> CHALLENGE
Pull out every line containing the string "calendar".
┄┄┄┄┄┄┄┄┄┄
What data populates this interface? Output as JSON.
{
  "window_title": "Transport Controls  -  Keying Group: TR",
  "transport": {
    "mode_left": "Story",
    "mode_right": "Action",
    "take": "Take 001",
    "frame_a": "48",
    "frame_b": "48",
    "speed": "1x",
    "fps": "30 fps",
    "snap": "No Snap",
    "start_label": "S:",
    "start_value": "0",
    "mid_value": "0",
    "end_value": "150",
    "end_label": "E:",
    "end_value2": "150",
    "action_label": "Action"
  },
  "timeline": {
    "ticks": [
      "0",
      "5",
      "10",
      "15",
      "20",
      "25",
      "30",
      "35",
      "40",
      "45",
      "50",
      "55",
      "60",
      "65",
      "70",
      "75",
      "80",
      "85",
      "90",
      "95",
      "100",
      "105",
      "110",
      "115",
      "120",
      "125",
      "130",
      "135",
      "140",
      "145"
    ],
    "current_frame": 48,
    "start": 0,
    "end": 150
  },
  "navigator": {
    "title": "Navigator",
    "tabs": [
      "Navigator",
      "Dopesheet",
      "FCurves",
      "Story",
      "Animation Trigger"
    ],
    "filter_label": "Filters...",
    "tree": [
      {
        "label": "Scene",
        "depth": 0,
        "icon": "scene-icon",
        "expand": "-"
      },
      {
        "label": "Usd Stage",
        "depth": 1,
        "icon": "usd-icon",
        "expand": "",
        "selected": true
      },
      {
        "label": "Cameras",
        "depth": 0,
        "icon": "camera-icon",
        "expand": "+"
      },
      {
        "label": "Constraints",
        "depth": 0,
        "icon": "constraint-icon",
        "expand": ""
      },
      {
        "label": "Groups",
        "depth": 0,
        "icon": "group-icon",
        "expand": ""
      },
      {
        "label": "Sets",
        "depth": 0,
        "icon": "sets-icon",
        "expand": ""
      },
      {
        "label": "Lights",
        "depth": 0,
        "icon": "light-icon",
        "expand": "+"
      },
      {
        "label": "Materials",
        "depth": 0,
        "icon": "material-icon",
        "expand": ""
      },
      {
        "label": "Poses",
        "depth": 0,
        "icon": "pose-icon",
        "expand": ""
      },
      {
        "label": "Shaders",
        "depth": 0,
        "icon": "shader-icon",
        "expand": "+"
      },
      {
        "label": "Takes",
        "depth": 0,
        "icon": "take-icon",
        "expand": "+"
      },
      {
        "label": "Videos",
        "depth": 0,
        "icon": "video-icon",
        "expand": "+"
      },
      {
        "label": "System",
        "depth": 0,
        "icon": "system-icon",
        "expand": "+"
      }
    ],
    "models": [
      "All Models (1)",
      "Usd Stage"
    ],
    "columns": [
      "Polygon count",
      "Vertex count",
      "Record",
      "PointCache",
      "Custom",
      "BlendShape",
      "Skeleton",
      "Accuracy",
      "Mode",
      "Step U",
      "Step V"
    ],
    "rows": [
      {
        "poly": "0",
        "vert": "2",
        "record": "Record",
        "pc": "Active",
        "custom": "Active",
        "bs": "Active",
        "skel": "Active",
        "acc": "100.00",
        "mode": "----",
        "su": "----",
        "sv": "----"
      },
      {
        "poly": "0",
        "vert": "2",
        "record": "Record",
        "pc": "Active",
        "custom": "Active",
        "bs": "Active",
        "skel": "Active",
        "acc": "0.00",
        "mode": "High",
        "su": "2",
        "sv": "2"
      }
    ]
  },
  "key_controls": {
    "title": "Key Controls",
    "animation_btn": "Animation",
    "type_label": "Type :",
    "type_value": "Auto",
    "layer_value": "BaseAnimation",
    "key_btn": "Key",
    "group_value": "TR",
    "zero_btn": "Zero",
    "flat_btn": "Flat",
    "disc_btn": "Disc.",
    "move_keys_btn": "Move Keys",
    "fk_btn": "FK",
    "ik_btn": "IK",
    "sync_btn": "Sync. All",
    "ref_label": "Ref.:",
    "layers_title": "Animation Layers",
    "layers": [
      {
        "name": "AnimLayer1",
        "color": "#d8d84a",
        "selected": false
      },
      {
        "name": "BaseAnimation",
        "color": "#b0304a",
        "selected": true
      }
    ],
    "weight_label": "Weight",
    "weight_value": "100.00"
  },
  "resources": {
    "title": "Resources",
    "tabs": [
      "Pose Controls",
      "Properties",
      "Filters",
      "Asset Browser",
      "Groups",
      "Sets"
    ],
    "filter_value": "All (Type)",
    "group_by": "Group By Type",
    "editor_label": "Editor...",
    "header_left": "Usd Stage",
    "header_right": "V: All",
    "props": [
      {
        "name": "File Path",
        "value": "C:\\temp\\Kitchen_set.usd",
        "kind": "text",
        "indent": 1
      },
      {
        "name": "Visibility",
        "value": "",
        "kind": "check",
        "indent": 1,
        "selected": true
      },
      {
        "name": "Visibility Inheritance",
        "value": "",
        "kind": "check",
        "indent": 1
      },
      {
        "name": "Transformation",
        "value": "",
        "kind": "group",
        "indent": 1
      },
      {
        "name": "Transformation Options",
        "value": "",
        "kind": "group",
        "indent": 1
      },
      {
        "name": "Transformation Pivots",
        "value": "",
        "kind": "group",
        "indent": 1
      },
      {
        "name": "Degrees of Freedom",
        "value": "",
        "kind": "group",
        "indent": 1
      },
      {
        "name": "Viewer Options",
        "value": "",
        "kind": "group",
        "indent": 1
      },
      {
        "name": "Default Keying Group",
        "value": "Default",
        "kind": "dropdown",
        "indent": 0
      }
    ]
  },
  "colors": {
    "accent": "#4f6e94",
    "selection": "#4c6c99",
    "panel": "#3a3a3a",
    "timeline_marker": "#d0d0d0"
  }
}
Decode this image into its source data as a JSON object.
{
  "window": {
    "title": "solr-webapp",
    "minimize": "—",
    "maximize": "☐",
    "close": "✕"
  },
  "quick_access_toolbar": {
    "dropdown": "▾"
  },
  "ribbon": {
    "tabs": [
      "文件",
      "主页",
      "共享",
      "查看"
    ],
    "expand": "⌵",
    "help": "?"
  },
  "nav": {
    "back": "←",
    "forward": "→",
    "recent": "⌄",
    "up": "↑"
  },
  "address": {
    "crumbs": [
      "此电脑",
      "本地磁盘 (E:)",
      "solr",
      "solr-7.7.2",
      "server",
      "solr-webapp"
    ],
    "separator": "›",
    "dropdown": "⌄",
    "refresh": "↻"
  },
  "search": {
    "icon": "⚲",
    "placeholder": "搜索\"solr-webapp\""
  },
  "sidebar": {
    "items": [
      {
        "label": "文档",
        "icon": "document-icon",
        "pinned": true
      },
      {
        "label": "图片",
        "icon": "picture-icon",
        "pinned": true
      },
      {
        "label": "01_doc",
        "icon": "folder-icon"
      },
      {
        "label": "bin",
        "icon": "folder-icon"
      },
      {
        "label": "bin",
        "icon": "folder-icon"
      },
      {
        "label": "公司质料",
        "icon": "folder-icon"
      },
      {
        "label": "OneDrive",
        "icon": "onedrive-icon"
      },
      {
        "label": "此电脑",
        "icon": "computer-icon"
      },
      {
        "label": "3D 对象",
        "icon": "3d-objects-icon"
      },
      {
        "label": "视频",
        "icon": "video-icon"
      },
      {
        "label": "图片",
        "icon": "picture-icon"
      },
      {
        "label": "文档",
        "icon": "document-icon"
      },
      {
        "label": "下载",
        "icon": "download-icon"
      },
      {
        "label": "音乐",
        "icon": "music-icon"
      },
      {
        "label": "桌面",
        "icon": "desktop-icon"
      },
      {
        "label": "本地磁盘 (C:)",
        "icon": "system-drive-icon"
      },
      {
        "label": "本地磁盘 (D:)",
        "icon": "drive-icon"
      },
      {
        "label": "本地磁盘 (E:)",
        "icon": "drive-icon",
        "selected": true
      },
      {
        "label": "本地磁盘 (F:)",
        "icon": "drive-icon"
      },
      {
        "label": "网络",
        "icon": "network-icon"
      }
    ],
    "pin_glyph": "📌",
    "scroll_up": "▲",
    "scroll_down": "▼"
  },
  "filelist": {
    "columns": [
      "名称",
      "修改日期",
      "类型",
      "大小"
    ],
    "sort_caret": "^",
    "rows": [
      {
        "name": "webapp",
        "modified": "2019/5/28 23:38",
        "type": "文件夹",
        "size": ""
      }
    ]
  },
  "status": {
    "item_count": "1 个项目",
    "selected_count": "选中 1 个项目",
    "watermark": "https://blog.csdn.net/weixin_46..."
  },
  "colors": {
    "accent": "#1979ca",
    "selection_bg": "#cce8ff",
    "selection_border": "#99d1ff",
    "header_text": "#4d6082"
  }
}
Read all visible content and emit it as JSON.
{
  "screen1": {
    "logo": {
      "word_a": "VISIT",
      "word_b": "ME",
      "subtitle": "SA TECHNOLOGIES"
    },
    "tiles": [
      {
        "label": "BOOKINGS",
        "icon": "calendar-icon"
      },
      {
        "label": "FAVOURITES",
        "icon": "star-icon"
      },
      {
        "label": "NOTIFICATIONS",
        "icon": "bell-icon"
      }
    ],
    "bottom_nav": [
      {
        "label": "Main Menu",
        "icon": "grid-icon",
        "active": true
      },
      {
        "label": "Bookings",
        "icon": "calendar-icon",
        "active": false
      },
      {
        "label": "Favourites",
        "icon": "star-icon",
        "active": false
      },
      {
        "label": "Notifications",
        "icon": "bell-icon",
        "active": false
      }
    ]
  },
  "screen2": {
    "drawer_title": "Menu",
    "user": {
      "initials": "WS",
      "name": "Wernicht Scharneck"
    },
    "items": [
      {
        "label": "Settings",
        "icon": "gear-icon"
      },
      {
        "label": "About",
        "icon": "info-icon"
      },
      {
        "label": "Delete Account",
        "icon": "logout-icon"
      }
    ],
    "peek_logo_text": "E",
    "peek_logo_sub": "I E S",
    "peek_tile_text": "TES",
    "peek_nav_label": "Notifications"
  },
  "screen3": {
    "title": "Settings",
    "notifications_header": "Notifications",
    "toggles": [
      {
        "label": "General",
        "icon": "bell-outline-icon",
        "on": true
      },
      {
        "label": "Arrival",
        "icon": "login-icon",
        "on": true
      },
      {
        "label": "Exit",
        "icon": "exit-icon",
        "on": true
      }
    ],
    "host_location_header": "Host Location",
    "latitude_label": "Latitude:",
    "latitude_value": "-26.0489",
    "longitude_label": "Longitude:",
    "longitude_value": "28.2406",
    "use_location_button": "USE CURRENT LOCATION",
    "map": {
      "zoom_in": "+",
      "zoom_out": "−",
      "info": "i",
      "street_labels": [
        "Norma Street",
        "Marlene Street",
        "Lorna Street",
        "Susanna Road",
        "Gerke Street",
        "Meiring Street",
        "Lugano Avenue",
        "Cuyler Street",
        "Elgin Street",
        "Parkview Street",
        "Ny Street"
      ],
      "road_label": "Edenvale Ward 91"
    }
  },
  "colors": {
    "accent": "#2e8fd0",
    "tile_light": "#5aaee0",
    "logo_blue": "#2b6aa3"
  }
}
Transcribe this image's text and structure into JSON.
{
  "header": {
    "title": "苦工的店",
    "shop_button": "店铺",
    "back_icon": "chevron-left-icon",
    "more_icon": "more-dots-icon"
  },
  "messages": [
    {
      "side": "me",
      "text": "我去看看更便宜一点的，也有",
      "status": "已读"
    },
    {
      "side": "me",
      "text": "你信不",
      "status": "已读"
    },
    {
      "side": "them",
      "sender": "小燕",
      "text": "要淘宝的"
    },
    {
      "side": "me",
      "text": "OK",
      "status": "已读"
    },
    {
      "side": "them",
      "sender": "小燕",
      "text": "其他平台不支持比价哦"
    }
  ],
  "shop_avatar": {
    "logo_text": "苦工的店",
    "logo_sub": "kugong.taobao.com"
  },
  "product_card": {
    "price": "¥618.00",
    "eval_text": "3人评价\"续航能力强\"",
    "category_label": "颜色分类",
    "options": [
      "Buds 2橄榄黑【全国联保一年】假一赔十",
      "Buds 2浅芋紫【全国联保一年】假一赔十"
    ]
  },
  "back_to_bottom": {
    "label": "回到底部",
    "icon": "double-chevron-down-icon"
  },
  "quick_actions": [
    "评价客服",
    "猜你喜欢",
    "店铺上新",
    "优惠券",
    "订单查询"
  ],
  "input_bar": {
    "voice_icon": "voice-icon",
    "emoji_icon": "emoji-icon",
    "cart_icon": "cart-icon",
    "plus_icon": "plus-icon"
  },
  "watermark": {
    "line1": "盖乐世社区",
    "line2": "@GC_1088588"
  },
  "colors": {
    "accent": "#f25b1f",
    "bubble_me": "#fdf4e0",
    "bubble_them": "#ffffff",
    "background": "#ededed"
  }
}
┄┄┄┄┄┄┄┄┄┄
> OUTPUT OF THE EXERCISE
        "icon": "calendar-icon"
        "icon": "calendar-icon",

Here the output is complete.